----- The input -----

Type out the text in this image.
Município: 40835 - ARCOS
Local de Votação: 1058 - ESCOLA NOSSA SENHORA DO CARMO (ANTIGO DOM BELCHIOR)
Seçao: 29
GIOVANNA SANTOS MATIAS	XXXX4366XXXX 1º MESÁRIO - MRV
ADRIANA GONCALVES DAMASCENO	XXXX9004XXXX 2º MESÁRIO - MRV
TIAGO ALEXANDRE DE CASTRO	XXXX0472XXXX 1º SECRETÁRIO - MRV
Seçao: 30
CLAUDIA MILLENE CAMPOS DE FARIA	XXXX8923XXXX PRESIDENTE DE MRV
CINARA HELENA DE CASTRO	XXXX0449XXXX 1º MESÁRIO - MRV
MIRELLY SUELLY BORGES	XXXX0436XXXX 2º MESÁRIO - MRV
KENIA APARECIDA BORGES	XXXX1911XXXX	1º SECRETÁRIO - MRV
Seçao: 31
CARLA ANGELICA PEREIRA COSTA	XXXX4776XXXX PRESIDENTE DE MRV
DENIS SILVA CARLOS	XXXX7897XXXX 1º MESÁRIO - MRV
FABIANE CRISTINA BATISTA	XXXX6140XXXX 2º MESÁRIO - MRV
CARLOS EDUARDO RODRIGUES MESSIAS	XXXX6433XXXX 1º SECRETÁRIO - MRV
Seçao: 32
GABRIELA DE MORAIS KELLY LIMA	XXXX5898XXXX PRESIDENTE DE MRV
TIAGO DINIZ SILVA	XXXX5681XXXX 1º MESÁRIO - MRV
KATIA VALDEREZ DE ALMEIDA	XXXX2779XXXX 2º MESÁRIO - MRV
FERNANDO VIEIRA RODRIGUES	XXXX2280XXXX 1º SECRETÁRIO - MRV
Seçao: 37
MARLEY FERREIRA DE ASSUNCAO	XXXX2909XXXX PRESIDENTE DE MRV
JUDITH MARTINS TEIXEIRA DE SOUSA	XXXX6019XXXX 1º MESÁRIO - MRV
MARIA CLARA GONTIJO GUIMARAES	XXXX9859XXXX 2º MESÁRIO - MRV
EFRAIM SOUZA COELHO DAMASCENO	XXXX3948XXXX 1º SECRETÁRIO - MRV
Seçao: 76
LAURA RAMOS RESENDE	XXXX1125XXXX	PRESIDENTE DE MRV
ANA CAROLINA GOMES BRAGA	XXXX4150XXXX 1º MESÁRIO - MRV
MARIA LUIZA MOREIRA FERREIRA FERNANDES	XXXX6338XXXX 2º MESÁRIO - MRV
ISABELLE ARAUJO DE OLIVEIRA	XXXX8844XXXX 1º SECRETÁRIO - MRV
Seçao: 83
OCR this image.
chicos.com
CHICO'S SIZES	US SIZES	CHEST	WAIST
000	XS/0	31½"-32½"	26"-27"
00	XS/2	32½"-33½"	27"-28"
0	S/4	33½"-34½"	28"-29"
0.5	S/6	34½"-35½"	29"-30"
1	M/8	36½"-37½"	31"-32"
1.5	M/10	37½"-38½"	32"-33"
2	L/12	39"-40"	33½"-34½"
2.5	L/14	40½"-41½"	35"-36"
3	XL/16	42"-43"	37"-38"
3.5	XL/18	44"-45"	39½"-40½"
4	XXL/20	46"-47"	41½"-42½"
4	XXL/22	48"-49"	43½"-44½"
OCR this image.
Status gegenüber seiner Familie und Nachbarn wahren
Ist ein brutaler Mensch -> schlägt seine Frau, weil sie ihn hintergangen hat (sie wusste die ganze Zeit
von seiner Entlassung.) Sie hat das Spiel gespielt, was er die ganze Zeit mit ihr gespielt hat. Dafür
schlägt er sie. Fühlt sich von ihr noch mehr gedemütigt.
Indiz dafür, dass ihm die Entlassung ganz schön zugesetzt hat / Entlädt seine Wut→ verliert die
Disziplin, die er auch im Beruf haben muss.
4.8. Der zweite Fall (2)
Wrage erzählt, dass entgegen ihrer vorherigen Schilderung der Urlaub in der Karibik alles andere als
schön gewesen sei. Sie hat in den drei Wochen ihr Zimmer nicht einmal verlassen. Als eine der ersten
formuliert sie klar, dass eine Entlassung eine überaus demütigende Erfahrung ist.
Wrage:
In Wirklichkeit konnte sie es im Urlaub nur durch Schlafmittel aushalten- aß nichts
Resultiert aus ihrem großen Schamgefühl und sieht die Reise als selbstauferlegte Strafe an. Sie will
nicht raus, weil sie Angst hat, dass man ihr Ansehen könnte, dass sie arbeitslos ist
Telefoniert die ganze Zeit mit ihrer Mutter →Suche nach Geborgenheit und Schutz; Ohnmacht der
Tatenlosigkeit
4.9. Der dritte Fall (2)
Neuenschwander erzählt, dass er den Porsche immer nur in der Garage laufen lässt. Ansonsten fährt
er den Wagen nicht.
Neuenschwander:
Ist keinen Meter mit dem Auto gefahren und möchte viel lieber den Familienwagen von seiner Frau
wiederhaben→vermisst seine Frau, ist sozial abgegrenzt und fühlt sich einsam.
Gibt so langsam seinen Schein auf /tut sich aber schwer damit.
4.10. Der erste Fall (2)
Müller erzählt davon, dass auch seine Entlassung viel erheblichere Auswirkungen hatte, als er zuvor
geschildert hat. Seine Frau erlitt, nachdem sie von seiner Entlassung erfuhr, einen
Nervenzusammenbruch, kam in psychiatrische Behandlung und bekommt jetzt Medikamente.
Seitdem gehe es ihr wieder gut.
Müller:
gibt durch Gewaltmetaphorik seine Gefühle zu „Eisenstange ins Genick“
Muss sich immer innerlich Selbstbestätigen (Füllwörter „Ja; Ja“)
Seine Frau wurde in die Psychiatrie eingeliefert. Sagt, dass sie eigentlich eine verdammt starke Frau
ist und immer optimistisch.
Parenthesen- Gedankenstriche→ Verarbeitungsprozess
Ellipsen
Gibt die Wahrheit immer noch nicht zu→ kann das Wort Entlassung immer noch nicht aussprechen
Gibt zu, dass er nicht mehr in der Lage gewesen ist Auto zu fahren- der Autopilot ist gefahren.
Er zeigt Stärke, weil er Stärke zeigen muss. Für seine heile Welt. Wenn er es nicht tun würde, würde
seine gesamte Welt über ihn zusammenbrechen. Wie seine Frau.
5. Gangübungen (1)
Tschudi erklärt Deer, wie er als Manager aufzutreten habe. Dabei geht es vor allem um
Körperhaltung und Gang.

-----
----- The input -----

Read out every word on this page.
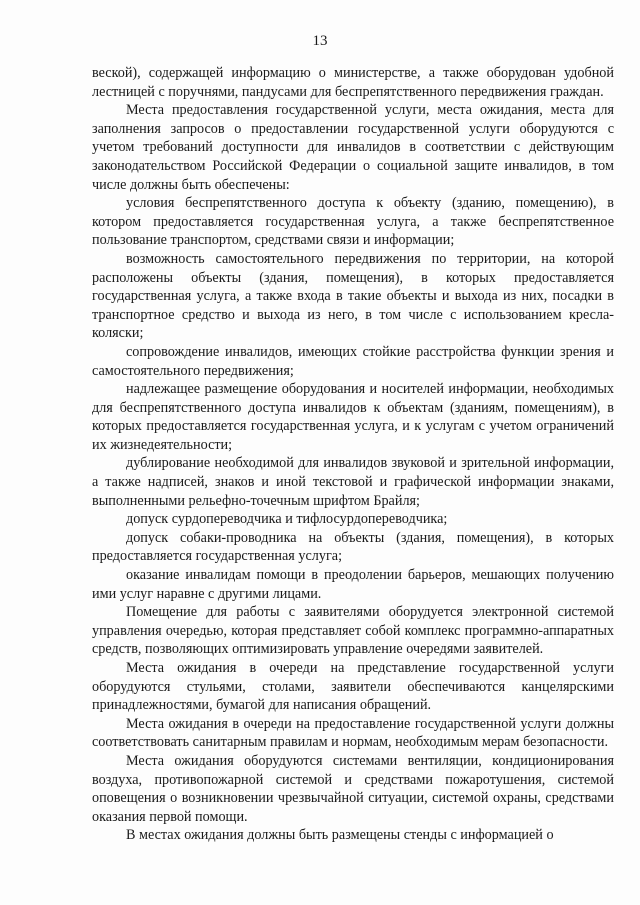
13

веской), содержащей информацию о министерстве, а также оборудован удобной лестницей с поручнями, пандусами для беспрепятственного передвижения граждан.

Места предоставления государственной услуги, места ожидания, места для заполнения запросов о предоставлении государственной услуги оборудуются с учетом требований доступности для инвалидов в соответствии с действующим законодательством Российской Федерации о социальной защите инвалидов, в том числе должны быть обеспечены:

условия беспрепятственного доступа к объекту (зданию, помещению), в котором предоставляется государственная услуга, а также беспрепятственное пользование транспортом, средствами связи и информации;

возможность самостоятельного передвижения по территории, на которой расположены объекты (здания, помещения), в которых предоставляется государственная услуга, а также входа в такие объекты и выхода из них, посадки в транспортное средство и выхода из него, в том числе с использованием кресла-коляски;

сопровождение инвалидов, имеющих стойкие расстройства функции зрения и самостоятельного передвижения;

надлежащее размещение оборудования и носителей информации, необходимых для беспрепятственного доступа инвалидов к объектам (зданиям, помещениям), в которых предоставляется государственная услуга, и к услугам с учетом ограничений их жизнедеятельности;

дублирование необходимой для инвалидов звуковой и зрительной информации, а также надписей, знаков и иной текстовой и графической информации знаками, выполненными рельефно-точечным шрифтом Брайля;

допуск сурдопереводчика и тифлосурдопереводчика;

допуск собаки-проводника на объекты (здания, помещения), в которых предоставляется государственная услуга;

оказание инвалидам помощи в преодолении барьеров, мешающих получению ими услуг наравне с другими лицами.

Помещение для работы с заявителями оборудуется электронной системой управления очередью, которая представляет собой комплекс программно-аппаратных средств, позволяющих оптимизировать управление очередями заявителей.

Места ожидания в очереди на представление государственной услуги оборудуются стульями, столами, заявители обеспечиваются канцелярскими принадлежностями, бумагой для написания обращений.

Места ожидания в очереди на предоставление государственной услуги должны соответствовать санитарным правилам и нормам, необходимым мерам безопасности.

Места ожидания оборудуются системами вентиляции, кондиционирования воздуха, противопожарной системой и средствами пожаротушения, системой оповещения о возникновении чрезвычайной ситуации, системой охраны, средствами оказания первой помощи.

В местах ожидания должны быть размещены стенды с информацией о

-----

◆ Exercise instructions
Collect the lines of the records that include the string "помощи".

◆ Complete response
оказание инвалидам помощи в преодолении барьеров, мешающих получению ими услуг наравне с другими лицами.
Места ожидания оборудуются системами вентиляции, кондиционирования воздуха, противопожарной системой и средствами пожаротушения, системой оповещения о возникновении чрезвычайной ситуации, системой охраны, средствами оказания первой помощи.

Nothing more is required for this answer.